**WRITTEN EXERCISE:** Every entry should be repeated exactly. Omit the pictures.

**DATASET EXCERPTS:**

— start —

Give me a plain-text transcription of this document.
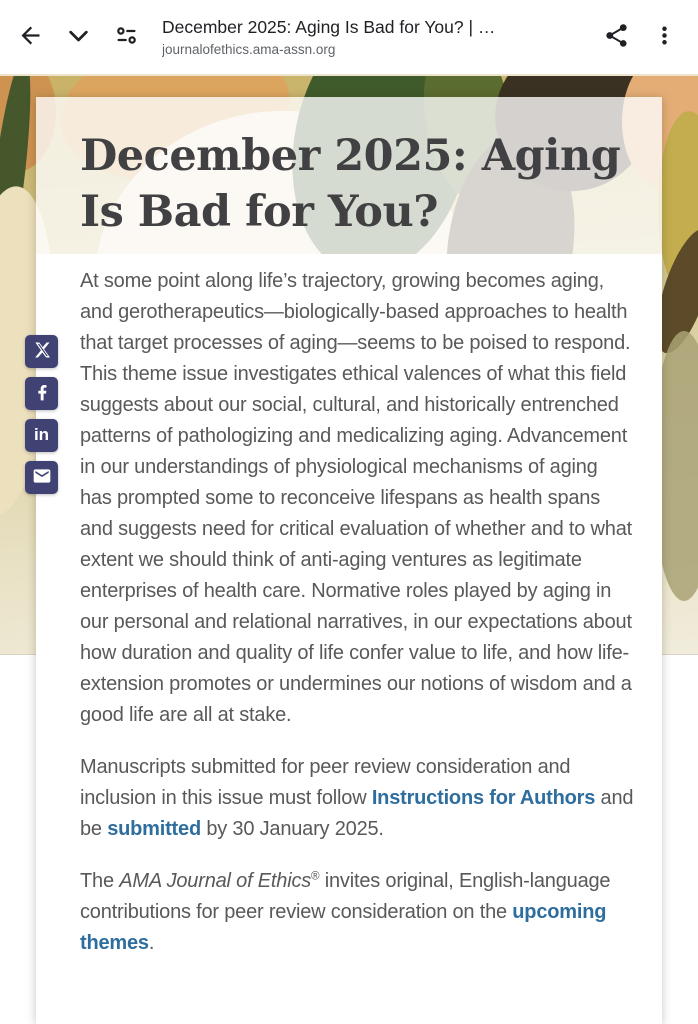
December 2025: Aging Is Bad for You? | …
journalofethics.ama-assn.org
December 2025: Aging
Is Bad for You?

At some point along life’s trajectory, growing becomes aging, and gerotherapeutics—biologically-based approaches to health that target processes of aging—seems to be poised to respond. This theme issue investigates ethical valences of what this field suggests about our social, cultural, and historically entrenched patterns of pathologizing and medicalizing aging. Advancement in our understandings of physiological mechanisms of aging has prompted some to reconceive lifespans as health spans and suggests need for critical evaluation of whether and to what extent we should think of anti-aging ventures as legitimate enterprises of health care. Normative roles played by aging in our personal and relational narratives, in our expectations about how duration and quality of life confer value to life, and how life-extension promotes or undermines our notions of wisdom and a good life are all at stake.

Manuscripts submitted for peer review consideration and inclusion in this issue must follow Instructions for Authors and be submitted by 30 January 2025.

The AMA Journal of Ethics® invites original, English-language contributions for peer review consideration on the upcoming themes.

in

— end —

**TASK OUTPUT:**
Give me a plain-text transcription of this document.
December 2025: Aging Is Bad for You? | …
journalofethics.ama-assn.org
December 2025: Aging
Is Bad for You?

At some point along life’s trajectory, growing becomes aging, and gerotherapeutics—biologically-based approaches to health that target processes of aging—seems to be poised to respond. This theme issue investigates ethical valences of what this field suggests about our social, cultural, and historically entrenched patterns of pathologizing and medicalizing aging. Advancement in our understandings of physiological mechanisms of aging has prompted some to reconceive lifespans as health spans and suggests need for critical evaluation of whether and to what extent we should think of anti-aging ventures as legitimate enterprises of health care. Normative roles played by aging in our personal and relational narratives, in our expectations about how duration and quality of life confer value to life, and how life-extension promotes or undermines our notions of wisdom and a good life are all at stake.

Manuscripts submitted for peer review consideration and inclusion in this issue must follow Instructions for Authors and be submitted by 30 January 2025.

The AMA Journal of Ethics® invites original, English-language contributions for peer review consideration on the upcoming themes.

in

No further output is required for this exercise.